Wherever the string "mówił" appears in the listing, copy that line.

Saved entries
....
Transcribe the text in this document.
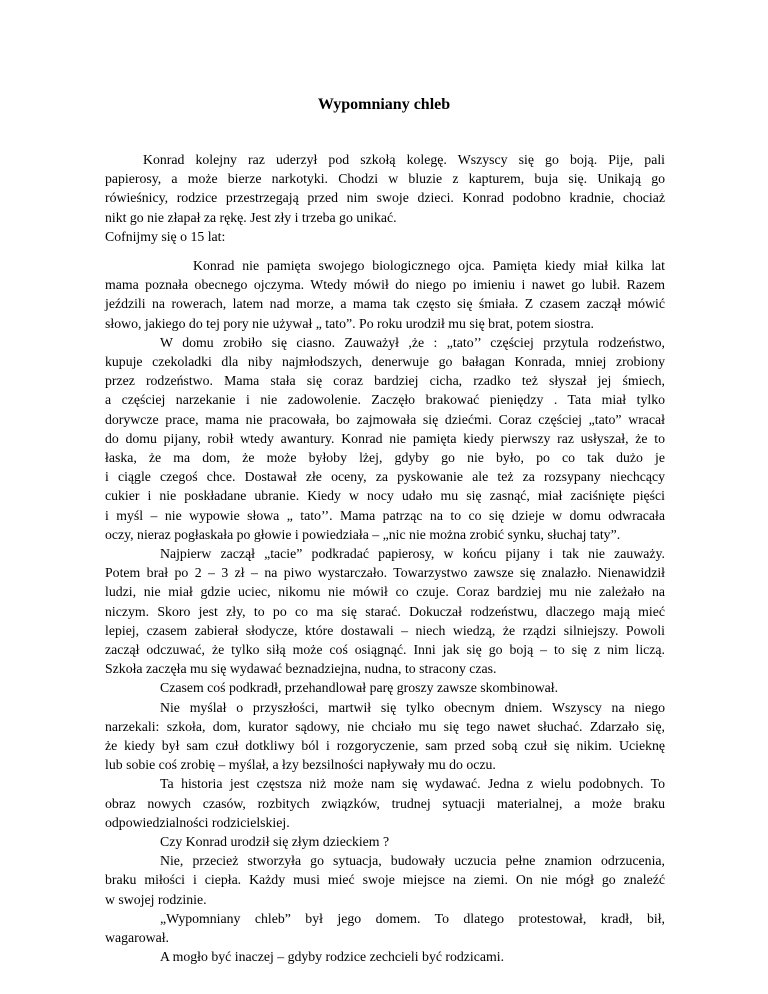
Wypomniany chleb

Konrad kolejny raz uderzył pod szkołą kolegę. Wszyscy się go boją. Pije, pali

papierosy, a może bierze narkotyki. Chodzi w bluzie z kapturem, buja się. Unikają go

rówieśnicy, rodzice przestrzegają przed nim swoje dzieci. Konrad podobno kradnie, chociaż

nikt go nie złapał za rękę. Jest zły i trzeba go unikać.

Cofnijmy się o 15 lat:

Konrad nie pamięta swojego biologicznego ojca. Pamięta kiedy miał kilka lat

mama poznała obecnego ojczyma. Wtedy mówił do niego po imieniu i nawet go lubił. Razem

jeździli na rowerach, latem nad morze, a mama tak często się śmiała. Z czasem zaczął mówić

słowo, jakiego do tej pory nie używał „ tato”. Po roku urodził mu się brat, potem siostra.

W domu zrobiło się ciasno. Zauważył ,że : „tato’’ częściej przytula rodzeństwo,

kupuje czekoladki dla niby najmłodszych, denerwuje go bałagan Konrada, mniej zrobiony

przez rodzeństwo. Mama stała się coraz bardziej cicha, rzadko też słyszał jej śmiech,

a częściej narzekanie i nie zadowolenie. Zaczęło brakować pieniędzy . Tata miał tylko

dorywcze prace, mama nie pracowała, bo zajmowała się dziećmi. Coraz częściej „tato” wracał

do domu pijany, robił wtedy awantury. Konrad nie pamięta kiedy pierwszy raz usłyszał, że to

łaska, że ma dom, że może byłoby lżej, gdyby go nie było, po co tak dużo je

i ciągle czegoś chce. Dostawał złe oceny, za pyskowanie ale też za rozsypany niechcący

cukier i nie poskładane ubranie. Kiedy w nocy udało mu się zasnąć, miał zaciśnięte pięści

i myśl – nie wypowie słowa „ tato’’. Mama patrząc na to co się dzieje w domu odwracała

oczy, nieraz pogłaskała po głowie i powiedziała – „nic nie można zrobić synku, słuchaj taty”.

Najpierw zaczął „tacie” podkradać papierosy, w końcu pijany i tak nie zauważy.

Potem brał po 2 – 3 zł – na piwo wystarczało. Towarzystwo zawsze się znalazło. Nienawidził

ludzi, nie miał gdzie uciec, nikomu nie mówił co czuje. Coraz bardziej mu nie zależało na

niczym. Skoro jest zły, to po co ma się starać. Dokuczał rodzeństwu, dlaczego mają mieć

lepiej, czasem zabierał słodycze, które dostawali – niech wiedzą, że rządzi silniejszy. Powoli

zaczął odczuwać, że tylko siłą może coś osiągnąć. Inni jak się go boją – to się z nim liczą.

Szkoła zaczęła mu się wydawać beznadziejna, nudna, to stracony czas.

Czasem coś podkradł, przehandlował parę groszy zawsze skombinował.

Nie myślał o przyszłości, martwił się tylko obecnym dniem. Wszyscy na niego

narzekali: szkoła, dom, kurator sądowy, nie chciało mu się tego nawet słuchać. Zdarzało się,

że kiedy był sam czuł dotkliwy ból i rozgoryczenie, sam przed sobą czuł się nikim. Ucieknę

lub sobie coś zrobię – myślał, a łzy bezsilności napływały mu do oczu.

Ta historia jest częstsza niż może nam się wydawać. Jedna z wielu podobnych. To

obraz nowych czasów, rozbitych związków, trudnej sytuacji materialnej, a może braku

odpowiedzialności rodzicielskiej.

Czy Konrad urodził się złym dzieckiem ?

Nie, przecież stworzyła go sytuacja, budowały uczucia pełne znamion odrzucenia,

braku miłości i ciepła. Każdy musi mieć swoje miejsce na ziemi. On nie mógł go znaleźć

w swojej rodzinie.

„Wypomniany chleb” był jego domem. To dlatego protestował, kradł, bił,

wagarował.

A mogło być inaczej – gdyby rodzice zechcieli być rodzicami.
....
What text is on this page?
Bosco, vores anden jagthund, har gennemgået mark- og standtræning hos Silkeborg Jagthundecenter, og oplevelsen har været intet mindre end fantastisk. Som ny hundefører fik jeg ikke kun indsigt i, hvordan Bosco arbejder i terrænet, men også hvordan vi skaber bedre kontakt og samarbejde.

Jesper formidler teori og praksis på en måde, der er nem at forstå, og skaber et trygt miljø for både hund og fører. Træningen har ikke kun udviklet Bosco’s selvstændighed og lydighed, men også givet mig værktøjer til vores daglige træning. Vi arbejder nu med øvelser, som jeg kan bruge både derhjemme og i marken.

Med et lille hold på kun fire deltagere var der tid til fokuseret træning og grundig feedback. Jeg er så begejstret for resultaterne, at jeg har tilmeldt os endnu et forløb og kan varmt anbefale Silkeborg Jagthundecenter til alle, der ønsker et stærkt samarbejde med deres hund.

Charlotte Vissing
....
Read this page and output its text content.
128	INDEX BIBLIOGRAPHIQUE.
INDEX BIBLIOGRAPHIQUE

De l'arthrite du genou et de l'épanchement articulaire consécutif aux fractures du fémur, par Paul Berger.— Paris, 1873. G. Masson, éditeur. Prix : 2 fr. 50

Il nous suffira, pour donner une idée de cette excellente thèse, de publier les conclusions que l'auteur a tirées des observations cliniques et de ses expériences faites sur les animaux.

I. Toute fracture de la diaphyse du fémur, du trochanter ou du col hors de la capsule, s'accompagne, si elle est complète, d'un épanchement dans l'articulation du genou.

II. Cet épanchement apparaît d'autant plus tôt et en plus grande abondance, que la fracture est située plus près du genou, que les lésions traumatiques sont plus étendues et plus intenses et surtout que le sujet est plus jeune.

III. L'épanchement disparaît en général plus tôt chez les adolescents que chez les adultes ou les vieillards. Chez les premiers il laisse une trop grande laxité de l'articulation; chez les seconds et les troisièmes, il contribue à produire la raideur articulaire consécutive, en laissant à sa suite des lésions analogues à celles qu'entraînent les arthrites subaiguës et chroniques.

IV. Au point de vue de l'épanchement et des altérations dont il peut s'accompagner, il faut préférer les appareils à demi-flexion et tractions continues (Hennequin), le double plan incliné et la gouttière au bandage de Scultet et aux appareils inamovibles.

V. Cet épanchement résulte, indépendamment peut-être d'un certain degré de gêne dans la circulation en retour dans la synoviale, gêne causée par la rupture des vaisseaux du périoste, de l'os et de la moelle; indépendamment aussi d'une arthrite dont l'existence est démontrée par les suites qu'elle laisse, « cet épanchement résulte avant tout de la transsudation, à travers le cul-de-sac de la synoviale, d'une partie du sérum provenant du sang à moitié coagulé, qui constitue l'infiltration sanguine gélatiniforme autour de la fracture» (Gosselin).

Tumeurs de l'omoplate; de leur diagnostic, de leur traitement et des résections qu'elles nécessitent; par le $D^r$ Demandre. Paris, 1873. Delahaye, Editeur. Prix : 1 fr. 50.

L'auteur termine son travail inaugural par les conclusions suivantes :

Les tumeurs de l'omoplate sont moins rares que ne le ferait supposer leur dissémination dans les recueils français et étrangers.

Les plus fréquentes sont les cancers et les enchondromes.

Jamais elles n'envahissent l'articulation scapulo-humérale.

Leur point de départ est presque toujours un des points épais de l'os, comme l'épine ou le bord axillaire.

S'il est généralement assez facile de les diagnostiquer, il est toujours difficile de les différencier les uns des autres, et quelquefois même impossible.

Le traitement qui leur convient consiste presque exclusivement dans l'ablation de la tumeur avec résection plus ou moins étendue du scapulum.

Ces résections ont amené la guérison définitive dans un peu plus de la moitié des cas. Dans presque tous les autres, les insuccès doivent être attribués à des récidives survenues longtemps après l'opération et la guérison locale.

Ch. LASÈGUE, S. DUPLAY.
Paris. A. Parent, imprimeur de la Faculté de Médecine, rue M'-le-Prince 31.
....
- EXERCISE RESULT
mama poznała obecnego ojczyma. Wtedy mówił do niego po imieniu i nawet go lubił. Razem
ludzi, nie miał gdzie uciec, nikomu nie mówił co czuje. Coraz bardziej mu nie zależało na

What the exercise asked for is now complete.